ENTRIES SHOWN
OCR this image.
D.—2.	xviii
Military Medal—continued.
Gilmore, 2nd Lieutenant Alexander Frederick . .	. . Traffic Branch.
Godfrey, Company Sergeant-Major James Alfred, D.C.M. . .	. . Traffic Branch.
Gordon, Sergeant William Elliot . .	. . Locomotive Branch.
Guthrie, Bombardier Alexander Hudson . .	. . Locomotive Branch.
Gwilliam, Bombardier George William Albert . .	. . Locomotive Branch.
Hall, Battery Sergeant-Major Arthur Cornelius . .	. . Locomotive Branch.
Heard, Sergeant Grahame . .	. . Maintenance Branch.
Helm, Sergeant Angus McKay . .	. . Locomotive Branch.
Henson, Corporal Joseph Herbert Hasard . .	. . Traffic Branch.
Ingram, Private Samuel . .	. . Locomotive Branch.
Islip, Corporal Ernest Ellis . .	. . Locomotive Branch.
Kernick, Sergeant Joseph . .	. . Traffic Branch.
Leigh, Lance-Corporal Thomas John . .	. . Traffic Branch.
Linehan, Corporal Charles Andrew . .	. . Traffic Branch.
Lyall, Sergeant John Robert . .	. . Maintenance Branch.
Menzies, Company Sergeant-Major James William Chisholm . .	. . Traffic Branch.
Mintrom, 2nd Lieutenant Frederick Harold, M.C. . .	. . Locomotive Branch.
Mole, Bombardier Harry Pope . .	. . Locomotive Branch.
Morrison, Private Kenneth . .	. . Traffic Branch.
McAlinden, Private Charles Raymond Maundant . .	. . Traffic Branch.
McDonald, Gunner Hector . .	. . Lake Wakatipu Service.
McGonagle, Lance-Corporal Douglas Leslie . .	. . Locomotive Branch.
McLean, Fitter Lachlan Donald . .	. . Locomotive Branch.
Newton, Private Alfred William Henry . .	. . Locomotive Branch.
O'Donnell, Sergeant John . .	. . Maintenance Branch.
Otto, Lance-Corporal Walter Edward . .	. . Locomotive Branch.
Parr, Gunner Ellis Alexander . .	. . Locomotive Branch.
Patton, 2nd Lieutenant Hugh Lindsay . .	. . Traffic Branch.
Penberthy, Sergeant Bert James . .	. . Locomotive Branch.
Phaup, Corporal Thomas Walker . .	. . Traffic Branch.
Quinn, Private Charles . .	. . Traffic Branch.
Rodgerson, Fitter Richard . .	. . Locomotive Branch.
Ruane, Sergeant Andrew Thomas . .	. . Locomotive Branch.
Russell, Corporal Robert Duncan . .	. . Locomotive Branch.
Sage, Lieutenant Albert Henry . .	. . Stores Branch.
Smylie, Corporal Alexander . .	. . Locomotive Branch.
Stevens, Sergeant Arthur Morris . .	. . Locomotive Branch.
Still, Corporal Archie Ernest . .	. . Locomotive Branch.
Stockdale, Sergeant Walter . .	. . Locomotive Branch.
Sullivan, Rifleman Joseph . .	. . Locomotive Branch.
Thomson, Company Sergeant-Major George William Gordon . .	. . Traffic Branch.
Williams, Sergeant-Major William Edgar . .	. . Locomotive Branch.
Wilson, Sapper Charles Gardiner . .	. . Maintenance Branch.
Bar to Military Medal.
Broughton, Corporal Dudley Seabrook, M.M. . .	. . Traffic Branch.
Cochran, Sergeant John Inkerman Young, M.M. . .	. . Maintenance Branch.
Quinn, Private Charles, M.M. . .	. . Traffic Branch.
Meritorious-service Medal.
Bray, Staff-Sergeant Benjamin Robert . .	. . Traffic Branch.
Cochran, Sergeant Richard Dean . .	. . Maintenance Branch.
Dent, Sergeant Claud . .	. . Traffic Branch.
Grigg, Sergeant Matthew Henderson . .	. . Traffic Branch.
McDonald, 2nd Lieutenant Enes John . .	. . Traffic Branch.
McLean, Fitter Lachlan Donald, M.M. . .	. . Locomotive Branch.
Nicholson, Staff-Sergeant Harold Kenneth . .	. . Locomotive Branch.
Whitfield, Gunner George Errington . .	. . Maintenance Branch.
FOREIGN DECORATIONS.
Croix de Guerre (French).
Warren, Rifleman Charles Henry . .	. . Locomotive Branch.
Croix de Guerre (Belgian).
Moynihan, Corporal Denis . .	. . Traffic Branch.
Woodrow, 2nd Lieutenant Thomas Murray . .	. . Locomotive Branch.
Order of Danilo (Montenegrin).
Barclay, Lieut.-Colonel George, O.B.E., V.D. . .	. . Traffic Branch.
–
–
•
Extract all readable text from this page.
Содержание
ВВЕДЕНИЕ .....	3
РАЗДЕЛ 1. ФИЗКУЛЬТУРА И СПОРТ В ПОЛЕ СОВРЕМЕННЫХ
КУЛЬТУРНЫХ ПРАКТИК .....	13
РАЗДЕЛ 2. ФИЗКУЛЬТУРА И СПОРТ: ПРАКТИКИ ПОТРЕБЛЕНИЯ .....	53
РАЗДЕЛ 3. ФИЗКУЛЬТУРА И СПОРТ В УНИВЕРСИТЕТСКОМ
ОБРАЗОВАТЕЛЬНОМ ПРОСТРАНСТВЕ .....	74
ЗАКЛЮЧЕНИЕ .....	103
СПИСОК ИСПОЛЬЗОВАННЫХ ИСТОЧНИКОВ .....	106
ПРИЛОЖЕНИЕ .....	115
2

...

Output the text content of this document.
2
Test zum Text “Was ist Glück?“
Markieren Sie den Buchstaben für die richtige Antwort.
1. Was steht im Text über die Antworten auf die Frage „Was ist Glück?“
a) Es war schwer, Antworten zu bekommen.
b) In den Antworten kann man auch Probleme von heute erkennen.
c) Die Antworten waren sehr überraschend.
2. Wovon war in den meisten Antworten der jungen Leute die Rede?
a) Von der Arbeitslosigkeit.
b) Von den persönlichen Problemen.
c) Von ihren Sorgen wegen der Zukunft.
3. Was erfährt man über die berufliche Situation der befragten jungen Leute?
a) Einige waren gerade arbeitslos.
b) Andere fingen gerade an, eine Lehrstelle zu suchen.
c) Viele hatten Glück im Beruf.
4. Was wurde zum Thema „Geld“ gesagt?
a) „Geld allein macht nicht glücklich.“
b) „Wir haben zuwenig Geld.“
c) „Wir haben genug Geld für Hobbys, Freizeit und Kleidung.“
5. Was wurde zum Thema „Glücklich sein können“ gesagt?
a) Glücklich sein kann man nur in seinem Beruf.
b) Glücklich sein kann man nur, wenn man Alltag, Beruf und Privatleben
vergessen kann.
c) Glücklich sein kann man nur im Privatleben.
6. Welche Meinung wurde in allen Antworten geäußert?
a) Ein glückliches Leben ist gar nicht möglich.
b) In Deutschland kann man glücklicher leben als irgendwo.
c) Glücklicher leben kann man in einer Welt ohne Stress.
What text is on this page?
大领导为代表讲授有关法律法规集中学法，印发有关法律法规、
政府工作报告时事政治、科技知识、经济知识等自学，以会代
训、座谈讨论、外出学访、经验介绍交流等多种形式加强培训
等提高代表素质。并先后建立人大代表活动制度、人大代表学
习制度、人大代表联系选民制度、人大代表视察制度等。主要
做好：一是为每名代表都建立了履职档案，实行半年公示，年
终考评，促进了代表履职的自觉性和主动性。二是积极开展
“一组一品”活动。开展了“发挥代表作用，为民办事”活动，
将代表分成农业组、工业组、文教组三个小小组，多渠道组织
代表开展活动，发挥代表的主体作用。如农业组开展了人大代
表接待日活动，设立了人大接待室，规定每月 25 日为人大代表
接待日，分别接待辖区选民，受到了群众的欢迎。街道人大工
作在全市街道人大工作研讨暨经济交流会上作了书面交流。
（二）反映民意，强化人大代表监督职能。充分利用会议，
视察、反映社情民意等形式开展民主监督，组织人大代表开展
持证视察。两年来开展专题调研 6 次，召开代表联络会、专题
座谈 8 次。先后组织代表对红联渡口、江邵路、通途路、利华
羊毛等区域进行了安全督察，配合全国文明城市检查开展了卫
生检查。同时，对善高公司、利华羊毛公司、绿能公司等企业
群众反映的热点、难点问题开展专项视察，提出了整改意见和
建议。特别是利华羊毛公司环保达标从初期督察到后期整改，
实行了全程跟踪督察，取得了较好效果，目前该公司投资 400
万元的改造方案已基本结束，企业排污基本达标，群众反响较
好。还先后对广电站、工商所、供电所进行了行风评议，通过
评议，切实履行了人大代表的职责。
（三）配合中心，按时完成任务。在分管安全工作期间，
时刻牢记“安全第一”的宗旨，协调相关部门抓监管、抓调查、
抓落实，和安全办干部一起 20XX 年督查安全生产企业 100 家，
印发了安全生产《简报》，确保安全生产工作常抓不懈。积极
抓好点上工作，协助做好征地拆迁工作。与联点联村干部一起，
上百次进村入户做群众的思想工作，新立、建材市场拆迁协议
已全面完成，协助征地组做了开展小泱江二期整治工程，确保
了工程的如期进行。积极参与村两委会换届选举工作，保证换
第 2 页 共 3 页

AIM
From the listing above, copy out each line where the word "Guerre" appears.

RESPONSE TO THIS EXERCISE
Croix de Guerre (French).
Croix de Guerre (Belgian).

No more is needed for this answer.